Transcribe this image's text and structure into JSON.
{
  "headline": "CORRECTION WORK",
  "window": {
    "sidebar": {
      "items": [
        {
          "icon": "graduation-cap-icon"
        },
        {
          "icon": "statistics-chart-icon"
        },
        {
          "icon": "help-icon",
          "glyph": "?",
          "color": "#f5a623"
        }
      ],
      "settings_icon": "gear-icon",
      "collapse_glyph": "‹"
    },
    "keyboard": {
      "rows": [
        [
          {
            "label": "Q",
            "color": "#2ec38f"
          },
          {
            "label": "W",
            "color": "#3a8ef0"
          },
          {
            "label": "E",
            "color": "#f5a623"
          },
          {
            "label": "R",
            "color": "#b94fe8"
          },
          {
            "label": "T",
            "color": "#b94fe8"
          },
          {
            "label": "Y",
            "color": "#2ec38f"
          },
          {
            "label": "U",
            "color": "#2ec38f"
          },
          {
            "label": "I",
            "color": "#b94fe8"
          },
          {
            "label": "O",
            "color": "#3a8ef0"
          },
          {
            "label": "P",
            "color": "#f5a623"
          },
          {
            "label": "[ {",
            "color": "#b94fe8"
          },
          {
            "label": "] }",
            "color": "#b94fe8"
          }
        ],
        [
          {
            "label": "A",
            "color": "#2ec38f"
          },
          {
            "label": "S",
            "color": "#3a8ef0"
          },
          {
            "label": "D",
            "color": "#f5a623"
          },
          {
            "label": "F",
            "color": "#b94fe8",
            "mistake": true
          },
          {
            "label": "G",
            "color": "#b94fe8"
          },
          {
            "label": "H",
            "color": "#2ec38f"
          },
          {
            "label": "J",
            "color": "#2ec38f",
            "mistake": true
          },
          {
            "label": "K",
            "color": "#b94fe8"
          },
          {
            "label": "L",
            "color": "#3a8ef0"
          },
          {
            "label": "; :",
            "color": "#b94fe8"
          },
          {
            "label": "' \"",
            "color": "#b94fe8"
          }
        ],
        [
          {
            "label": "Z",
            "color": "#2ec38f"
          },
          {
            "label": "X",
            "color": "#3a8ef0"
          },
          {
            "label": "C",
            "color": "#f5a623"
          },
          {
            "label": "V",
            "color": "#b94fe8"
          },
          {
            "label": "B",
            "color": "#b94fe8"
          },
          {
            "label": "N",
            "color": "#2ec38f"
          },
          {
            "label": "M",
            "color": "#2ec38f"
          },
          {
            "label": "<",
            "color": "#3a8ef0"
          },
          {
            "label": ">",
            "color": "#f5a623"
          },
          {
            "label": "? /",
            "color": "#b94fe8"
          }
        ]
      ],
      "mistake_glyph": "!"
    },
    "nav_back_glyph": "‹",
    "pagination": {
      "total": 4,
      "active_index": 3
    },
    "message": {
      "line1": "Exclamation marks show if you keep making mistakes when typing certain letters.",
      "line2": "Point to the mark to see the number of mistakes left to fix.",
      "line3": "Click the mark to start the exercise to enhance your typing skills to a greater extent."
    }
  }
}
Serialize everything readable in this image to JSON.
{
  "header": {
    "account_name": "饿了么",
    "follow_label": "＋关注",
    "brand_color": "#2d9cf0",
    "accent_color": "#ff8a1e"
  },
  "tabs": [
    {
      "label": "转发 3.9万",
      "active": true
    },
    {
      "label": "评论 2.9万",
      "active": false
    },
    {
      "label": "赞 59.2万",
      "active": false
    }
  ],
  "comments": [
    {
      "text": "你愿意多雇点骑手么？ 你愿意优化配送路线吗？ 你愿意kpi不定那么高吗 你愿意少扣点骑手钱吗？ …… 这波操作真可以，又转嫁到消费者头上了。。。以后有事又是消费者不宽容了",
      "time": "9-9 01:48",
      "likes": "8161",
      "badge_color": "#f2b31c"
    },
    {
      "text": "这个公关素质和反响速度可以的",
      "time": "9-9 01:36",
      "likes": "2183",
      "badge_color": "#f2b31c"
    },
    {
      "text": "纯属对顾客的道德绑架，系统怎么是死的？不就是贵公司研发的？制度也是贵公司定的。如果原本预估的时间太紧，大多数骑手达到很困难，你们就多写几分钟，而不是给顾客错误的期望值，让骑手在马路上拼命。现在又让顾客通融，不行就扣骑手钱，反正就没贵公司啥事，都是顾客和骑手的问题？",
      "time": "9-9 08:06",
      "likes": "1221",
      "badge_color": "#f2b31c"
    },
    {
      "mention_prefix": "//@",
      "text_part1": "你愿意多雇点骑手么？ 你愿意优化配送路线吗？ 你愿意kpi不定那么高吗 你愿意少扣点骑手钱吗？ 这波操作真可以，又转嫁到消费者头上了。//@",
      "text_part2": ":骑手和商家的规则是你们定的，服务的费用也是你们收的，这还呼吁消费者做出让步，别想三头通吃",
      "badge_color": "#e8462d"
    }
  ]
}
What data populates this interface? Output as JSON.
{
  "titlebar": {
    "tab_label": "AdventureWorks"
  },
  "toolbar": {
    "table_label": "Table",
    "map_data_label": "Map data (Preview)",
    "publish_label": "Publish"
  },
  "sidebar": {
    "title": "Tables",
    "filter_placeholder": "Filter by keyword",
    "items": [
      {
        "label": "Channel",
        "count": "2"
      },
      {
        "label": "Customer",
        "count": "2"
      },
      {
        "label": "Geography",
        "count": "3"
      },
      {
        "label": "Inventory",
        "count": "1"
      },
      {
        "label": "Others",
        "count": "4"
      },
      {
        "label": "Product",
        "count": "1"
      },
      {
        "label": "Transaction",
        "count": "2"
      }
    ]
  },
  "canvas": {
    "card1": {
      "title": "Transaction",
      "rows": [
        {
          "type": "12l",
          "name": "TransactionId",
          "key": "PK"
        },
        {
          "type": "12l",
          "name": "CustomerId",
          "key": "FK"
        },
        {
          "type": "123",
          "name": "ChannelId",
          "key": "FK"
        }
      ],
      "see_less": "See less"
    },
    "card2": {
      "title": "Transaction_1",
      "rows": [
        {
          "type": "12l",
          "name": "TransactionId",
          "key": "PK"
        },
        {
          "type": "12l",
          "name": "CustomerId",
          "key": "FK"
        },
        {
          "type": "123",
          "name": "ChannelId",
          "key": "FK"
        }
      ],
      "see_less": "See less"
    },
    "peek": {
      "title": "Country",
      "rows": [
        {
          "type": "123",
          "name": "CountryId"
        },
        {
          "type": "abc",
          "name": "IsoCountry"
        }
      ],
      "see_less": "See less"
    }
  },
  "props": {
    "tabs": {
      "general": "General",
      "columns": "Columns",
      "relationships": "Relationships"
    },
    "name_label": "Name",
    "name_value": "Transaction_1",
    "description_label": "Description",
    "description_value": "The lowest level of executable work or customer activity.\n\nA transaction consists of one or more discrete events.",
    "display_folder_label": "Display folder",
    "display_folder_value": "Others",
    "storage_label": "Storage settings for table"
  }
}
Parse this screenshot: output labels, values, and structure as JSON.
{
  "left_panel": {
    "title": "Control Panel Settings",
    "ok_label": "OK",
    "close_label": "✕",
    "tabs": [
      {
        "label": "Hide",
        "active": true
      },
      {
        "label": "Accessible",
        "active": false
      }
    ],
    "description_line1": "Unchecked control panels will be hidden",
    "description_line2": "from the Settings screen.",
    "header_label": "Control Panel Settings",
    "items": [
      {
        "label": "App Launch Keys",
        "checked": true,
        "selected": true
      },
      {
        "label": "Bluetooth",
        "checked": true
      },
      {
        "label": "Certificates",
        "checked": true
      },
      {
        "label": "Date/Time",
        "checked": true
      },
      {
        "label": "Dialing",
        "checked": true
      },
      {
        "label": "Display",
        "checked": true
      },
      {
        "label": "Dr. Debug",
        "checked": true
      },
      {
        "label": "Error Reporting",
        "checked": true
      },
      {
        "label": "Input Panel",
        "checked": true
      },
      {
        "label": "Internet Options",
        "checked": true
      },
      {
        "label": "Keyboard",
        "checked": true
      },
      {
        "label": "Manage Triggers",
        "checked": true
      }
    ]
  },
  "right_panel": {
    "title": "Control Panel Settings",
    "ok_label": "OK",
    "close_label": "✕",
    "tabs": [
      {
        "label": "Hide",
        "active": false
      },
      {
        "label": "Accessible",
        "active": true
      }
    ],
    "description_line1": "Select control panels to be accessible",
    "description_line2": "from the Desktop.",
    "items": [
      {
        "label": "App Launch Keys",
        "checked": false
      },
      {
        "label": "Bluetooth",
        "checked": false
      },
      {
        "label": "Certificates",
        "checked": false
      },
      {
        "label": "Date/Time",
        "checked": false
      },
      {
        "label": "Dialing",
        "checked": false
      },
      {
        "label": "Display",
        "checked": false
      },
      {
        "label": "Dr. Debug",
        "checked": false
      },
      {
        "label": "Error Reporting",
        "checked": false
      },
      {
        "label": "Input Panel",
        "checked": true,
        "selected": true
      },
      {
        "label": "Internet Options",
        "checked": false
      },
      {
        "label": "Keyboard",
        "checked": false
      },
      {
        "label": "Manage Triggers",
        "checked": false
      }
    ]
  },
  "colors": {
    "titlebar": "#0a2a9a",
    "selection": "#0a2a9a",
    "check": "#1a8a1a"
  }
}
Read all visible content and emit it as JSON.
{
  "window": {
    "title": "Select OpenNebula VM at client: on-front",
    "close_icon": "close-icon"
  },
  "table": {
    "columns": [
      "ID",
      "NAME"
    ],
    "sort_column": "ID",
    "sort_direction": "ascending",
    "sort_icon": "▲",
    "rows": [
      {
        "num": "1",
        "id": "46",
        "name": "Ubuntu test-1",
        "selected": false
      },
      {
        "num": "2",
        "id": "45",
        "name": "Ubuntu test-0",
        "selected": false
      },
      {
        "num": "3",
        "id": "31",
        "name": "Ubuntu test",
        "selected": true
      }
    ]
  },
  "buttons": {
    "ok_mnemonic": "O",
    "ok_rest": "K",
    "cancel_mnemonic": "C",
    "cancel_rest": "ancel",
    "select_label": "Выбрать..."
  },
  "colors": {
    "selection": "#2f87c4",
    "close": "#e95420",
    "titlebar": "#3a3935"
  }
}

---

What you have to do
Only the lines from the one containing "Read all visible content and emit it as JSON." to the end of the listing belong in the output, each reproduced exactly.

Final answer
Read all visible content and emit it as JSON.
{
  "window": {
    "title": "Select OpenNebula VM at client: on-front",
    "close_icon": "close-icon"
  },
  "table": {
    "columns": [
      "ID",
      "NAME"
    ],
    "sort_column": "ID",
    "sort_direction": "ascending",
    "sort_icon": "▲",
    "rows": [
      {
        "num": "1",
        "id": "46",
        "name": "Ubuntu test-1",
        "selected": false
      },
      {
        "num": "2",
        "id": "45",
        "name": "Ubuntu test-0",
        "selected": false
      },
      {
        "num": "3",
        "id": "31",
        "name": "Ubuntu test",
        "selected": true
      }
    ]
  },
  "buttons": {
    "ok_mnemonic": "O",
    "ok_rest": "K",
    "cancel_mnemonic": "C",
    "cancel_rest": "ancel",
    "select_label": "Выбрать..."
  },
  "colors": {
    "selection": "#2f87c4",
    "close": "#e95420",
    "titlebar": "#3a3935"
  }
}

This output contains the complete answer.